■ DO THIS: Only the number is wanted: count the lines that include the word "rice".

++++++++

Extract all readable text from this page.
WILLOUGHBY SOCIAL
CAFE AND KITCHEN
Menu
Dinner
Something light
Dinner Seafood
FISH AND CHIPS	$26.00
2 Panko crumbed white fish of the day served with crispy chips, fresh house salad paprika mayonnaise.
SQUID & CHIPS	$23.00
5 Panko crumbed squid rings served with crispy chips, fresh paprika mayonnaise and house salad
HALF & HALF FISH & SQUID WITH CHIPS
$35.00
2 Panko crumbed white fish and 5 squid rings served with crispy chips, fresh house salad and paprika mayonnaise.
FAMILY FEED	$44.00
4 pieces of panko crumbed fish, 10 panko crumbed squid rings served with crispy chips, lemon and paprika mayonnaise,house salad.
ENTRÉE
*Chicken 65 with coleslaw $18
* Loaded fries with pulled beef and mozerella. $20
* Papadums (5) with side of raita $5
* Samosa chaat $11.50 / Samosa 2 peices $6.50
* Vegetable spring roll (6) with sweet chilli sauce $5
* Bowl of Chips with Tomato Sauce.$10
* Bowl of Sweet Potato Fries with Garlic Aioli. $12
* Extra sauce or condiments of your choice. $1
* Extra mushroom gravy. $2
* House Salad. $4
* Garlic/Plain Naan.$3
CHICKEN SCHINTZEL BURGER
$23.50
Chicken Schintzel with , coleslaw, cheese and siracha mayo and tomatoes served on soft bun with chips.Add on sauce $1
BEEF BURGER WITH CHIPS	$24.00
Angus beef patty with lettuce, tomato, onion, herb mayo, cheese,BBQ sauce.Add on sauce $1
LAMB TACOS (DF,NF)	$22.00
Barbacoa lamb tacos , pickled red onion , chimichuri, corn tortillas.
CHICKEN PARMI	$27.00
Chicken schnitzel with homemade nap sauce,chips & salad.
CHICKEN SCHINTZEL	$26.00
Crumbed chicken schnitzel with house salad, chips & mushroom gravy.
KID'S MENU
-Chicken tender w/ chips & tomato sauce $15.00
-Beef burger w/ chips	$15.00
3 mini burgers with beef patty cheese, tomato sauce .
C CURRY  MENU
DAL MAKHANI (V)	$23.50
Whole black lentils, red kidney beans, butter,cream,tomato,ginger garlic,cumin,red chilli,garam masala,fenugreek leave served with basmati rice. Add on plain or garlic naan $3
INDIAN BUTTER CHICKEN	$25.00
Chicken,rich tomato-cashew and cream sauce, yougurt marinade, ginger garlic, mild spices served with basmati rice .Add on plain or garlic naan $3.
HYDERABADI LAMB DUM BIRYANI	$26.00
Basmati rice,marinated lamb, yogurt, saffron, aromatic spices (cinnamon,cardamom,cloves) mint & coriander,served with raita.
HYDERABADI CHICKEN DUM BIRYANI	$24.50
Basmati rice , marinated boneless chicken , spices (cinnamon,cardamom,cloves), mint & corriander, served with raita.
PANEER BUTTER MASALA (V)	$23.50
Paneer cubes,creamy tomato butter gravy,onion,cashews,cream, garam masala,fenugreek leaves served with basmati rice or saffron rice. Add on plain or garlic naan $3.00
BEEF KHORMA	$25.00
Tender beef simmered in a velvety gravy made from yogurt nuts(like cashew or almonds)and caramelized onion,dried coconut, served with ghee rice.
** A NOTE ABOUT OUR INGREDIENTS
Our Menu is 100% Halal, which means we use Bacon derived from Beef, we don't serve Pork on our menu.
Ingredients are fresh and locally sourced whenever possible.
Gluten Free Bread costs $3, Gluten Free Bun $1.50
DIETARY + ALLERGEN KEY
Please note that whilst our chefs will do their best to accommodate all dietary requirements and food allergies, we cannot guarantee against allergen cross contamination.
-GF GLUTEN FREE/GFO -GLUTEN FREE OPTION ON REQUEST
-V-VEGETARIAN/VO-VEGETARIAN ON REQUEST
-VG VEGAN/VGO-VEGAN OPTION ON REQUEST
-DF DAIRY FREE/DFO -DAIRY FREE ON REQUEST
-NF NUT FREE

++++++++

■ COMPLETE RESPONSE: 6